REQUIREMENTS: Repeat the data verbatim.

DATA IN THIS EXERCISE:
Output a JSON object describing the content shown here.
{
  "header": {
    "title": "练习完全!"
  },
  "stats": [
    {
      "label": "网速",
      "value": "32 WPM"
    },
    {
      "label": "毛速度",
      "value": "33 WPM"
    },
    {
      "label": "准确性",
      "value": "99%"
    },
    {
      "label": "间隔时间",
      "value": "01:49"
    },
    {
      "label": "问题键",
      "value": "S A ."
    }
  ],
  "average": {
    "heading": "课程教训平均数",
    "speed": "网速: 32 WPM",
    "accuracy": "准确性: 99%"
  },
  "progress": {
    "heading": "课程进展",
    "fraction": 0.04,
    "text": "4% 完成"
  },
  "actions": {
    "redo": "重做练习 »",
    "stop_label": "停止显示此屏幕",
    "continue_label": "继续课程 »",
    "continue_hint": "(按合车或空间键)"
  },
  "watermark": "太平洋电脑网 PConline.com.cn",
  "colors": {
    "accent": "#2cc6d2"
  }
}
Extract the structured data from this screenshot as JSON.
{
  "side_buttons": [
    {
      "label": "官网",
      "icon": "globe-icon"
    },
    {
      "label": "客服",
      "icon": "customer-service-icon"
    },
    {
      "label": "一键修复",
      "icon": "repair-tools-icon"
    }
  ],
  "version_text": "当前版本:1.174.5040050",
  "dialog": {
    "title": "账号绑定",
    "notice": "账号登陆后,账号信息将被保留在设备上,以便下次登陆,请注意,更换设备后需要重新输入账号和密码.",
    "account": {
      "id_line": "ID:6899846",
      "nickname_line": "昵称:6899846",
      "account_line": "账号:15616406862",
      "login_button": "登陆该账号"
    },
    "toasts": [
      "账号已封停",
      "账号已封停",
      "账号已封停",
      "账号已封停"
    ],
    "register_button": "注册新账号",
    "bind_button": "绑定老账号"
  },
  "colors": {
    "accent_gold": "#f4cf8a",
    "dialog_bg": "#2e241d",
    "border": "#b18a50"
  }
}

WRITTEN REPLY:
Output a JSON object describing the content shown here.
{
  "header": {
    "title": "练习完全!"
  },
  "stats": [
    {
      "label": "网速",
      "value": "32 WPM"
    },
    {
      "label": "毛速度",
      "value": "33 WPM"
    },
    {
      "label": "准确性",
      "value": "99%"
    },
    {
      "label": "间隔时间",
      "value": "01:49"
    },
    {
      "label": "问题键",
      "value": "S A ."
    }
  ],
  "average": {
    "heading": "课程教训平均数",
    "speed": "网速: 32 WPM",
    "accuracy": "准确性: 99%"
  },
  "progress": {
    "heading": "课程进展",
    "fraction": 0.04,
    "text": "4% 完成"
  },
  "actions": {
    "redo": "重做练习 »",
    "stop_label": "停止显示此屏幕",
    "continue_label": "继续课程 »",
    "continue_hint": "(按合车或空间键)"
  },
  "watermark": "太平洋电脑网 PConline.com.cn",
  "colors": {
    "accent": "#2cc6d2"
  }
}
Extract the structured data from this screenshot as JSON.
{
  "side_buttons": [
    {
      "label": "官网",
      "icon": "globe-icon"
    },
    {
      "label": "客服",
      "icon": "customer-service-icon"
    },
    {
      "label": "一键修复",
      "icon": "repair-tools-icon"
    }
  ],
  "version_text": "当前版本:1.174.5040050",
  "dialog": {
    "title": "账号绑定",
    "notice": "账号登陆后,账号信息将被保留在设备上,以便下次登陆,请注意,更换设备后需要重新输入账号和密码.",
    "account": {
      "id_line": "ID:6899846",
      "nickname_line": "昵称:6899846",
      "account_line": "账号:15616406862",
      "login_button": "登陆该账号"
    },
    "toasts": [
      "账号已封停",
      "账号已封停",
      "账号已封停",
      "账号已封停"
    ],
    "register_button": "注册新账号",
    "bind_button": "绑定老账号"
  },
  "colors": {
    "accent_gold": "#f4cf8a",
    "dialog_bg": "#2e241d",
    "border": "#b18a50"
  }
}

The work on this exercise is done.